● WHAT TO WORK ON
Reproduce the listing below verbatim.
+ + + + + + +
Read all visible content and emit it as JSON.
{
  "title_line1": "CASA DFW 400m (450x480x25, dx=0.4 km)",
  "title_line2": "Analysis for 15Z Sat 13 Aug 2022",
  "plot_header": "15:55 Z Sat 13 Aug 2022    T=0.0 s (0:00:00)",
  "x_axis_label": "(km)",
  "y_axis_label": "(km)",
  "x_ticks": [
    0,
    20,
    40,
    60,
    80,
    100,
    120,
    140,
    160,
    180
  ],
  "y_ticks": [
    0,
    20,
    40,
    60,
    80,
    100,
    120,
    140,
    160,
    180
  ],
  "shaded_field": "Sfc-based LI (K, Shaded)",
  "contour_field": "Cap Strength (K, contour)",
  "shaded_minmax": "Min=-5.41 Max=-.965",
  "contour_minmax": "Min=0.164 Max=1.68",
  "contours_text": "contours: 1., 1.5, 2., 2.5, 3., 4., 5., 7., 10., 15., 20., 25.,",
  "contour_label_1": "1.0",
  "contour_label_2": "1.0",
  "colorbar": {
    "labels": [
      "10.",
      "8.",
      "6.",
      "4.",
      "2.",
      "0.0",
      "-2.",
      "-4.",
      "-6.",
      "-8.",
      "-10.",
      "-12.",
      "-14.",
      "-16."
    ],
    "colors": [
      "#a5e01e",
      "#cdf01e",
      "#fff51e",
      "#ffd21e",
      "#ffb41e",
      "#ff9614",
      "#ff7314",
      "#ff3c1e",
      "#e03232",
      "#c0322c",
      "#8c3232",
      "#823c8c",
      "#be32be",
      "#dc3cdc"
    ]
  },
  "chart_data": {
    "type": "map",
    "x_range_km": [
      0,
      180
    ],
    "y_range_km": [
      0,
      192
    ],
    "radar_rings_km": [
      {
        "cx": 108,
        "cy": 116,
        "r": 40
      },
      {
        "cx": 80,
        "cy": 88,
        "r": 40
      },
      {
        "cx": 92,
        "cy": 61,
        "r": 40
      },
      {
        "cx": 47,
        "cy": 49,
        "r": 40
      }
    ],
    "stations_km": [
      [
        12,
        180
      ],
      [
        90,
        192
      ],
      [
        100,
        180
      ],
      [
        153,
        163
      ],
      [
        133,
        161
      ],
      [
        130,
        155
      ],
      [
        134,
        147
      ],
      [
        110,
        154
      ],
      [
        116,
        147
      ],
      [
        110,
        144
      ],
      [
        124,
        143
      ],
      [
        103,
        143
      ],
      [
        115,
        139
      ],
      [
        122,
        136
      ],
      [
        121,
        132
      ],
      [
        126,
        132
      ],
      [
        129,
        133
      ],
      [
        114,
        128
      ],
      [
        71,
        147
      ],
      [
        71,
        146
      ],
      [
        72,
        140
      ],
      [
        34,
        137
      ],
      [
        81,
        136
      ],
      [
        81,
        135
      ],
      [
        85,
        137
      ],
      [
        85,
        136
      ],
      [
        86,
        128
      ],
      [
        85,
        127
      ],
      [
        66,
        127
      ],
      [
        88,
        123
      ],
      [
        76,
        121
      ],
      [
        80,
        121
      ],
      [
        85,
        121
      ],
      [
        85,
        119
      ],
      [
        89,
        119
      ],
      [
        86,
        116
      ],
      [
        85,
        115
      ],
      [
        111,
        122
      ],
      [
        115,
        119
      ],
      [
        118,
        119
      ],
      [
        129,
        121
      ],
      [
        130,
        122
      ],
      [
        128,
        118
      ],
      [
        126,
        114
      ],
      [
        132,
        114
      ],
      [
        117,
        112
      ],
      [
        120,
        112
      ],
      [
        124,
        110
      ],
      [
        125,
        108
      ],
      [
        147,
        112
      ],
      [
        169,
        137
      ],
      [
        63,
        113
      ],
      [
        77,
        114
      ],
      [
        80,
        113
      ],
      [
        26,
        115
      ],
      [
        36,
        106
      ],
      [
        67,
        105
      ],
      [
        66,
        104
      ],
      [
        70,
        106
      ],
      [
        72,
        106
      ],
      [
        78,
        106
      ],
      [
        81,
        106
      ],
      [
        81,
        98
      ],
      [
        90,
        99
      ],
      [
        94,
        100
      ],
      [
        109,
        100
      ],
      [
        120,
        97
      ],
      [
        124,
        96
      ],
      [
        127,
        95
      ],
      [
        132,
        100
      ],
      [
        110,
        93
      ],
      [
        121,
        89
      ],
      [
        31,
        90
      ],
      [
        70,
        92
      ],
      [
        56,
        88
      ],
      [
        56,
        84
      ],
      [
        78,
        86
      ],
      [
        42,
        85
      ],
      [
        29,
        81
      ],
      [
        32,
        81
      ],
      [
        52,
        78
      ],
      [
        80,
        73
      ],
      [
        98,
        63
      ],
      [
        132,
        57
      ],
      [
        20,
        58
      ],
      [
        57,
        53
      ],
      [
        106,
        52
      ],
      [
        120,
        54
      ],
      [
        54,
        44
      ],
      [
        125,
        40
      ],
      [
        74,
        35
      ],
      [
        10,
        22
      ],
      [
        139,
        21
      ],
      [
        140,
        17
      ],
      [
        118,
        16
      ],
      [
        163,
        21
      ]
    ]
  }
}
+ + + + + + +
● CORRECT OUTPUT
Read all visible content and emit it as JSON.
{
  "title_line1": "CASA DFW 400m (450x480x25, dx=0.4 km)",
  "title_line2": "Analysis for 15Z Sat 13 Aug 2022",
  "plot_header": "15:55 Z Sat 13 Aug 2022    T=0.0 s (0:00:00)",
  "x_axis_label": "(km)",
  "y_axis_label": "(km)",
  "x_ticks": [
    0,
    20,
    40,
    60,
    80,
    100,
    120,
    140,
    160,
    180
  ],
  "y_ticks": [
    0,
    20,
    40,
    60,
    80,
    100,
    120,
    140,
    160,
    180
  ],
  "shaded_field": "Sfc-based LI (K, Shaded)",
  "contour_field": "Cap Strength (K, contour)",
  "shaded_minmax": "Min=-5.41 Max=-.965",
  "contour_minmax": "Min=0.164 Max=1.68",
  "contours_text": "contours: 1., 1.5, 2., 2.5, 3., 4., 5., 7., 10., 15., 20., 25.,",
  "contour_label_1": "1.0",
  "contour_label_2": "1.0",
  "colorbar": {
    "labels": [
      "10.",
      "8.",
      "6.",
      "4.",
      "2.",
      "0.0",
      "-2.",
      "-4.",
      "-6.",
      "-8.",
      "-10.",
      "-12.",
      "-14.",
      "-16."
    ],
    "colors": [
      "#a5e01e",
      "#cdf01e",
      "#fff51e",
      "#ffd21e",
      "#ffb41e",
      "#ff9614",
      "#ff7314",
      "#ff3c1e",
      "#e03232",
      "#c0322c",
      "#8c3232",
      "#823c8c",
      "#be32be",
      "#dc3cdc"
    ]
  },
  "chart_data": {
    "type": "map",
    "x_range_km": [
      0,
      180
    ],
    "y_range_km": [
      0,
      192
    ],
    "radar_rings_km": [
      {
        "cx": 108,
        "cy": 116,
        "r": 40
      },
      {
        "cx": 80,
        "cy": 88,
        "r": 40
      },
      {
        "cx": 92,
        "cy": 61,
        "r": 40
      },
      {
        "cx": 47,
        "cy": 49,
        "r": 40
      }
    ],
    "stations_km": [
      [
        12,
        180
      ],
      [
        90,
        192
      ],
      [
        100,
        180
      ],
      [
        153,
        163
      ],
      [
        133,
        161
      ],
      [
        130,
        155
      ],
      [
        134,
        147
      ],
      [
        110,
        154
      ],
      [
        116,
        147
      ],
      [
        110,
        144
      ],
      [
        124,
        143
      ],
      [
        103,
        143
      ],
      [
        115,
        139
      ],
      [
        122,
        136
      ],
      [
        121,
        132
      ],
      [
        126,
        132
      ],
      [
        129,
        133
      ],
      [
        114,
        128
      ],
      [
        71,
        147
      ],
      [
        71,
        146
      ],
      [
        72,
        140
      ],
      [
        34,
        137
      ],
      [
        81,
        136
      ],
      [
        81,
        135
      ],
      [
        85,
        137
      ],
      [
        85,
        136
      ],
      [
        86,
        128
      ],
      [
        85,
        127
      ],
      [
        66,
        127
      ],
      [
        88,
        123
      ],
      [
        76,
        121
      ],
      [
        80,
        121
      ],
      [
        85,
        121
      ],
      [
        85,
        119
      ],
      [
        89,
        119
      ],
      [
        86,
        116
      ],
      [
        85,
        115
      ],
      [
        111,
        122
      ],
      [
        115,
        119
      ],
      [
        118,
        119
      ],
      [
        129,
        121
      ],
      [
        130,
        122
      ],
      [
        128,
        118
      ],
      [
        126,
        114
      ],
      [
        132,
        114
      ],
      [
        117,
        112
      ],
      [
        120,
        112
      ],
      [
        124,
        110
      ],
      [
        125,
        108
      ],
      [
        147,
        112
      ],
      [
        169,
        137
      ],
      [
        63,
        113
      ],
      [
        77,
        114
      ],
      [
        80,
        113
      ],
      [
        26,
        115
      ],
      [
        36,
        106
      ],
      [
        67,
        105
      ],
      [
        66,
        104
      ],
      [
        70,
        106
      ],
      [
        72,
        106
      ],
      [
        78,
        106
      ],
      [
        81,
        106
      ],
      [
        81,
        98
      ],
      [
        90,
        99
      ],
      [
        94,
        100
      ],
      [
        109,
        100
      ],
      [
        120,
        97
      ],
      [
        124,
        96
      ],
      [
        127,
        95
      ],
      [
        132,
        100
      ],
      [
        110,
        93
      ],
      [
        121,
        89
      ],
      [
        31,
        90
      ],
      [
        70,
        92
      ],
      [
        56,
        88
      ],
      [
        56,
        84
      ],
      [
        78,
        86
      ],
      [
        42,
        85
      ],
      [
        29,
        81
      ],
      [
        32,
        81
      ],
      [
        52,
        78
      ],
      [
        80,
        73
      ],
      [
        98,
        63
      ],
      [
        132,
        57
      ],
      [
        20,
        58
      ],
      [
        57,
        53
      ],
      [
        106,
        52
      ],
      [
        120,
        54
      ],
      [
        54,
        44
      ],
      [
        125,
        40
      ],
      [
        74,
        35
      ],
      [
        10,
        22
      ],
      [
        139,
        21
      ],
      [
        140,
        17
      ],
      [
        118,
        16
      ],
      [
        163,
        21
      ]
    ]
  }
}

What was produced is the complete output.